■ TASK TO CARRY OUT
Pull out every line with the word "易于感冒" from the entries below.

■ SUPPLIED MATERIAL
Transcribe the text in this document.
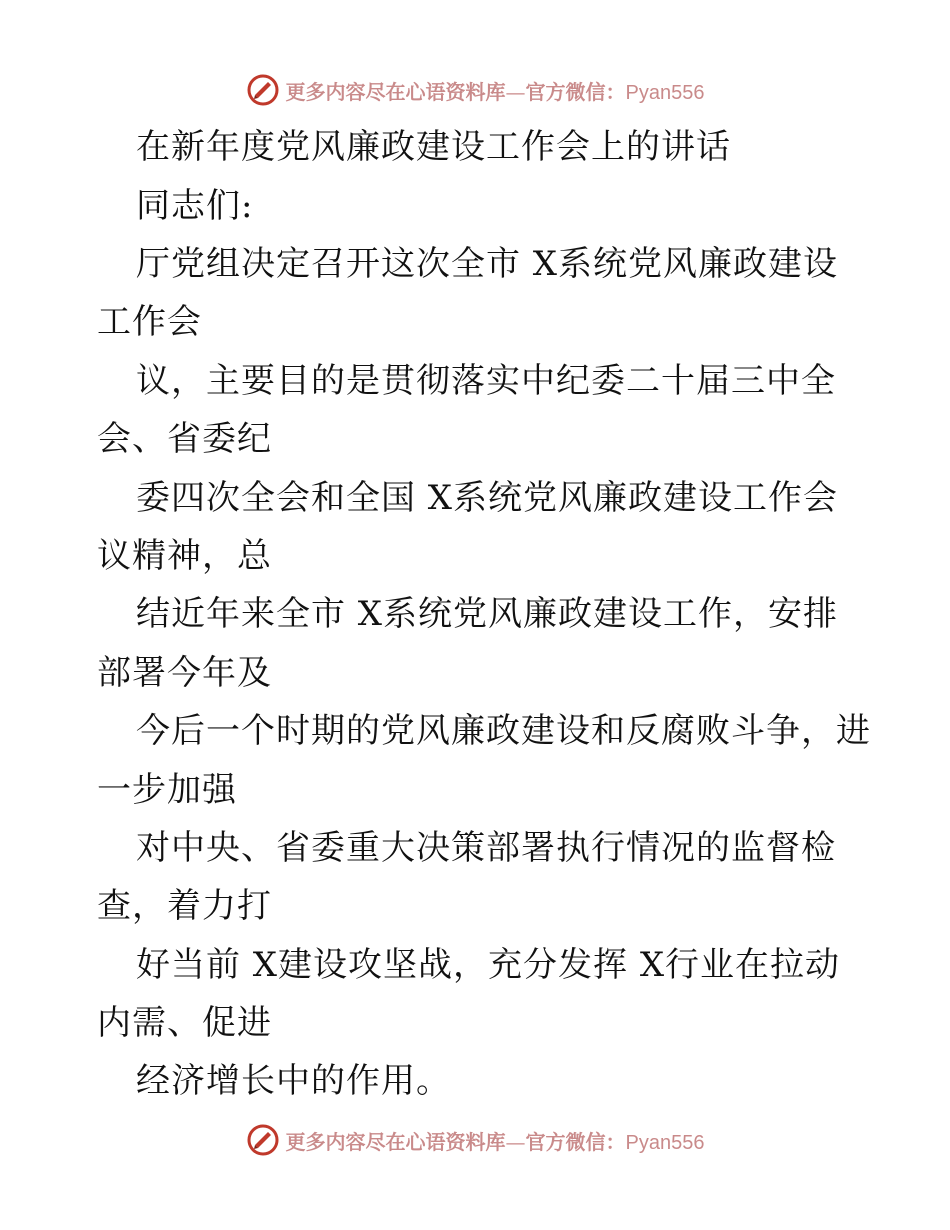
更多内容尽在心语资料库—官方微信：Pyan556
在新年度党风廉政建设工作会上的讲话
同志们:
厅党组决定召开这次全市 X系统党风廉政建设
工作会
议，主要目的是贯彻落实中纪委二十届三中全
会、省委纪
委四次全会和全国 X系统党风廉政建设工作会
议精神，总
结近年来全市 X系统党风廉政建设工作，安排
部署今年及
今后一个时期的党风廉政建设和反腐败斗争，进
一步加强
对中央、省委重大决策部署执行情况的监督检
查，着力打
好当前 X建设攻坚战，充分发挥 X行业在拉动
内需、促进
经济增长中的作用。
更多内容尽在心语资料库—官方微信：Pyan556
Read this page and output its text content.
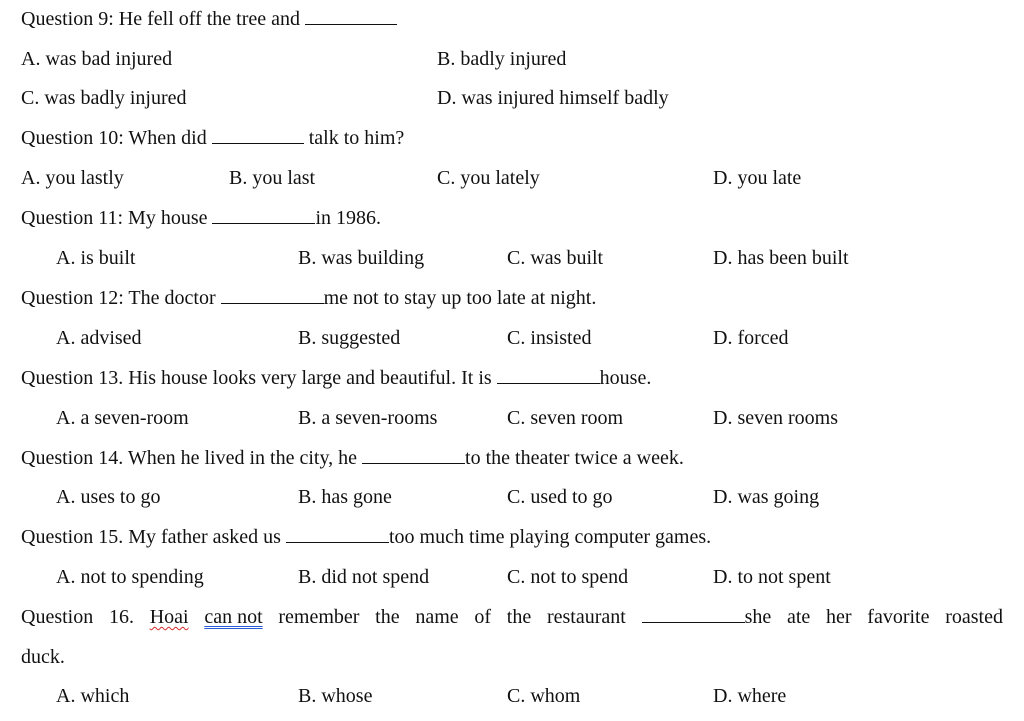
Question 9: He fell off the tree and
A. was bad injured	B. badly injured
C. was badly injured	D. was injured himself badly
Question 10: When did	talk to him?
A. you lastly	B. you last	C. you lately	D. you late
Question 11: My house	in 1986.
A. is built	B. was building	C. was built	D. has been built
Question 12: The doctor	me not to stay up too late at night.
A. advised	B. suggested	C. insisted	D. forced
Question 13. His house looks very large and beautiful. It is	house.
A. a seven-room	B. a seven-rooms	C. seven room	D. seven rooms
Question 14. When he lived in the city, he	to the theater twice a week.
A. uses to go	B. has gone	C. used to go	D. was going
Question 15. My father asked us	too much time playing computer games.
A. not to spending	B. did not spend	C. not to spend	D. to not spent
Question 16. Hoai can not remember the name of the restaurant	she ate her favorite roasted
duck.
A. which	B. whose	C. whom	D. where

---

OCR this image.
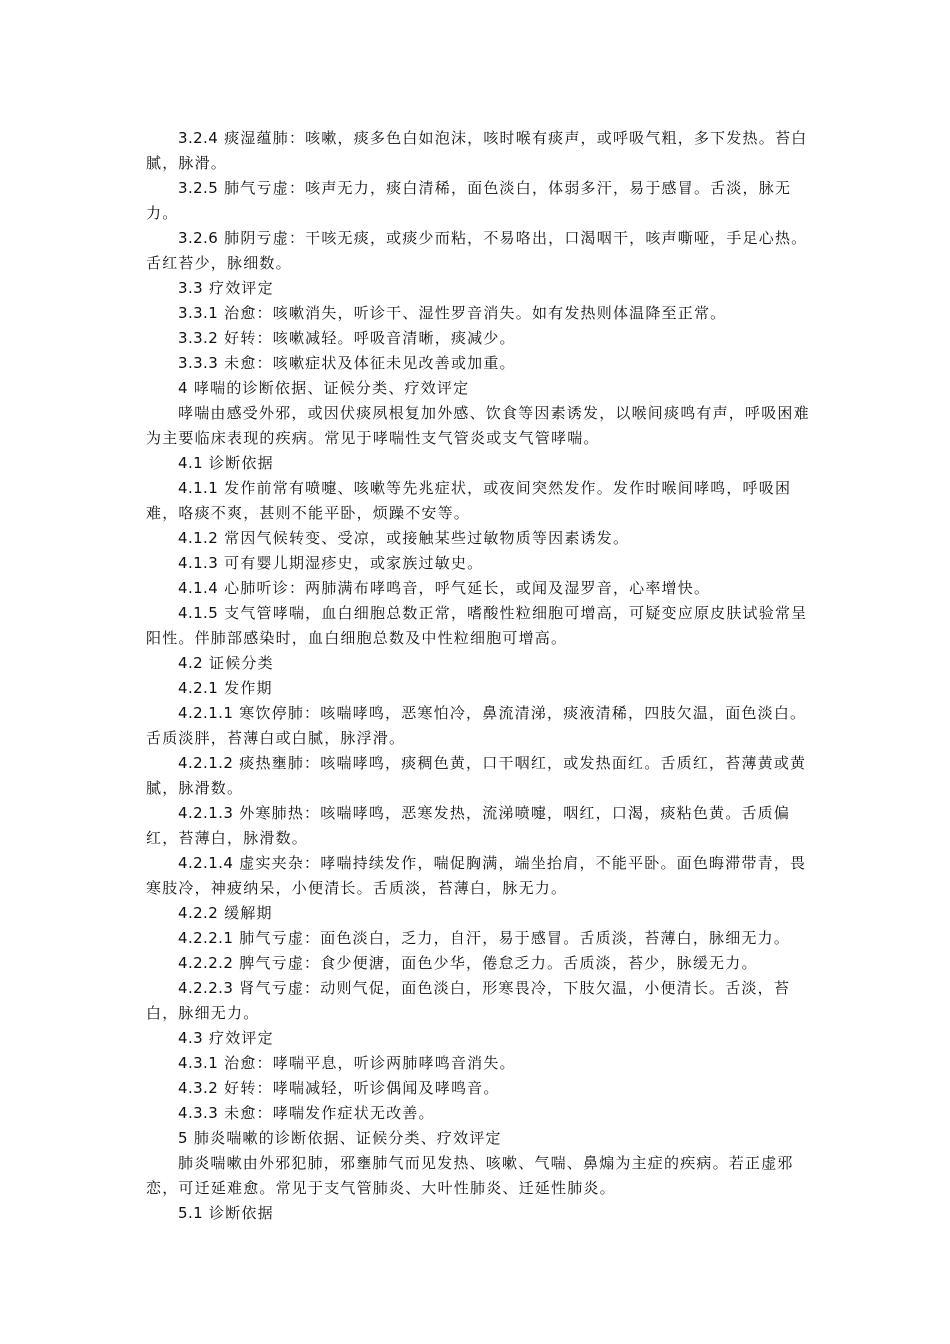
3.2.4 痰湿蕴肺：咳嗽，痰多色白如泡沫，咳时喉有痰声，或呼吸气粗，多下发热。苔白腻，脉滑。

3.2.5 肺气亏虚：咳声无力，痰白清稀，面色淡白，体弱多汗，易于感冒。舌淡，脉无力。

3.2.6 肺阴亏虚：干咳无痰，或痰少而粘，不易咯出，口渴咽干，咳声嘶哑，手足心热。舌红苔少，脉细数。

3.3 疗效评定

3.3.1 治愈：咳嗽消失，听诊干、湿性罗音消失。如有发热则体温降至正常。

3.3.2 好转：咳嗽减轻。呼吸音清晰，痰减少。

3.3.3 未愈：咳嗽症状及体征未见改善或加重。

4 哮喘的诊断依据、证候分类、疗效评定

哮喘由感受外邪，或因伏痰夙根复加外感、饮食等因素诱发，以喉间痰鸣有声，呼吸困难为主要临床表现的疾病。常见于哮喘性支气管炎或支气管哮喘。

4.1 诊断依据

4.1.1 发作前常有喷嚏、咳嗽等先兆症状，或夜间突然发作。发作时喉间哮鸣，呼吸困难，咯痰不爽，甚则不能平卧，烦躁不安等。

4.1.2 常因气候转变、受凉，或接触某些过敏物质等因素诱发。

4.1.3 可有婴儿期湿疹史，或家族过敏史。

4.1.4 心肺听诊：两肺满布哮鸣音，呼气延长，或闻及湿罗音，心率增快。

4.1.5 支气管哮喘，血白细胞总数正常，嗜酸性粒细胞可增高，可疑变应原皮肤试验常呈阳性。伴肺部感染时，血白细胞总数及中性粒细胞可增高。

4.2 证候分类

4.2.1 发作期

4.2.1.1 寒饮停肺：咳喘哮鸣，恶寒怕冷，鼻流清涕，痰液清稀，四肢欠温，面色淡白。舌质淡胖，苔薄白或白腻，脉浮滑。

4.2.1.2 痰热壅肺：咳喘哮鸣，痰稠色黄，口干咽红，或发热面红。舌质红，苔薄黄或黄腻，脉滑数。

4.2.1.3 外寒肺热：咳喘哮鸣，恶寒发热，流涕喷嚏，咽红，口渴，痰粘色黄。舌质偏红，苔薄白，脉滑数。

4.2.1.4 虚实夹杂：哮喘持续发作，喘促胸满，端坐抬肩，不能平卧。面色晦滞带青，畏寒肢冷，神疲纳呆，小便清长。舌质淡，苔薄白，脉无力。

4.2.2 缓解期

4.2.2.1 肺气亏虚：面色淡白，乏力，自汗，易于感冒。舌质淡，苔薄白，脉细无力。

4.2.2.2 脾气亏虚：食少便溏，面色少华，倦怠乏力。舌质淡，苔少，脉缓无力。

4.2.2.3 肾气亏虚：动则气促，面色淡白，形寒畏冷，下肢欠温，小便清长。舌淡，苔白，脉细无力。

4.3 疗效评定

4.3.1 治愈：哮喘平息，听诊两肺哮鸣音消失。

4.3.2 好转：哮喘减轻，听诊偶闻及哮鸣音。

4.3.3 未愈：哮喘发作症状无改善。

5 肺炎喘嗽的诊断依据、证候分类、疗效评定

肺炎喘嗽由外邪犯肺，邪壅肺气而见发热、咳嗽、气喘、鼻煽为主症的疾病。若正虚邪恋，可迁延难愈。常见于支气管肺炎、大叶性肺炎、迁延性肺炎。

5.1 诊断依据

■ RESPONSE
3.2.5 肺气亏虚：咳声无力，痰白清稀，面色淡白，体弱多汗，易于感冒。舌淡，脉无力。
4.2.2.1 肺气亏虚：面色淡白，乏力，自汗，易于感冒。舌质淡，苔薄白，脉细无力。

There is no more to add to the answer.